Transcribe the listing verbatim. Do not carry over any pictures.

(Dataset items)

════════════════

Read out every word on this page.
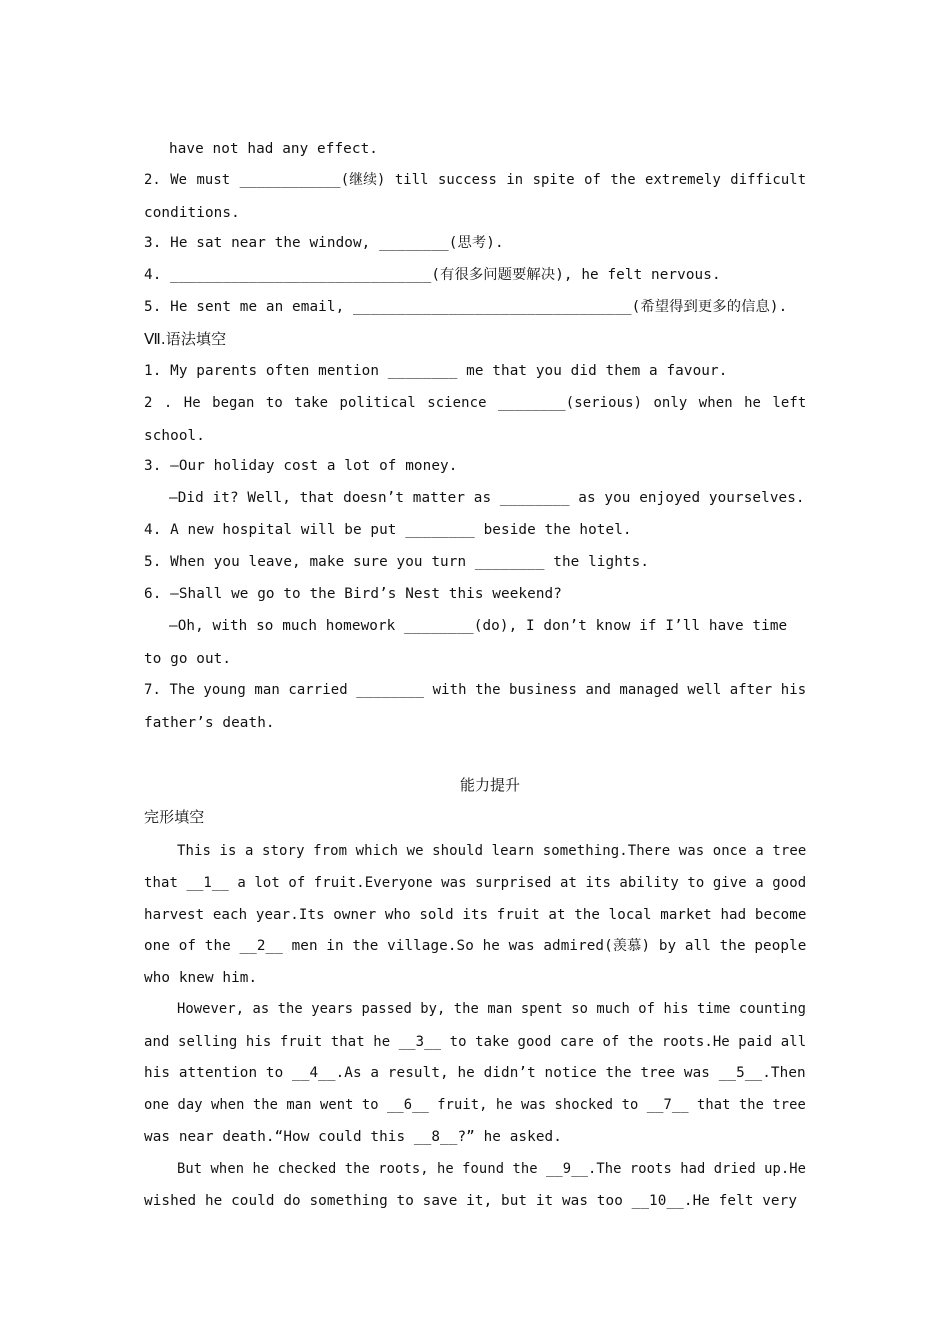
have not had any effect.
2. We must ____________(继续) till success in spite of the extremely difficult
conditions.
3. He sat near the window, ________(思考).
4. ______________________________(有很多问题要解决), he felt nervous.
5. He sent me an email, ________________________________(希望得到更多的信息).
Ⅶ.语法填空
1. My parents often mention ________ me that you did them a favour.
2 . He began to take political science ________(serious) only when he left
school.
3. —Our holiday cost a lot of money.
—Did it? Well, that doesn’t matter as ________ as you enjoyed yourselves.
4. A new hospital will be put ________ beside the hotel.
5. When you leave, make sure you turn ________ the lights.
6. —Shall we go to the Bird’s Nest this weekend?
—Oh, with so much homework ________(do), I don’t know if I’ll have time
to go out.
7. The young man carried ________ with the business and managed well after his
father’s death.
能力提升
完形填空
This is a story from which we should learn something.There was once a tree
that __1__ a lot of fruit.Everyone was surprised at its ability to give a good
harvest each year.Its owner who sold its fruit at the local market had become
one of the __2__ men in the village.So he was admired(羡慕) by all the people
who knew him.
However, as the years passed by, the man spent so much of his time counting
and selling his fruit that he __3__ to take good care of the roots.He paid all
his attention to __4__.As a result, he didn’t notice the tree was __5__.Then
one day when the man went to __6__ fruit, he was shocked to __7__ that the tree
was near death.“How could this __8__?” he asked.
But when he checked the roots, he found the __9__.The roots had dried up.He
wished he could do something to save it, but it was too __10__.He felt very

════════════════

# Task response
Read out every word on this page.
have not had any effect.
2. We must ____________(继续) till success in spite of the extremely difficult
conditions.
3. He sat near the window, ________(思考).
4. ______________________________(有很多问题要解决), he felt nervous.
5. He sent me an email, ________________________________(希望得到更多的信息).
Ⅶ.语法填空
1. My parents often mention ________ me that you did them a favour.
2 . He began to take political science ________(serious) only when he left
school.
3. —Our holiday cost a lot of money.
—Did it? Well, that doesn’t matter as ________ as you enjoyed yourselves.
4. A new hospital will be put ________ beside the hotel.
5. When you leave, make sure you turn ________ the lights.
6. —Shall we go to the Bird’s Nest this weekend?
—Oh, with so much homework ________(do), I don’t know if I’ll have time
to go out.
7. The young man carried ________ with the business and managed well after his
father’s death.
能力提升
完形填空
This is a story from which we should learn something.There was once a tree
that __1__ a lot of fruit.Everyone was surprised at its ability to give a good
harvest each year.Its owner who sold its fruit at the local market had become
one of the __2__ men in the village.So he was admired(羡慕) by all the people
who knew him.
However, as the years passed by, the man spent so much of his time counting
and selling his fruit that he __3__ to take good care of the roots.He paid all
his attention to __4__.As a result, he didn’t notice the tree was __5__.Then
one day when the man went to __6__ fruit, he was shocked to __7__ that the tree
was near death.“How could this __8__?” he asked.
But when he checked the roots, he found the __9__.The roots had dried up.He
wished he could do something to save it, but it was too __10__.He felt very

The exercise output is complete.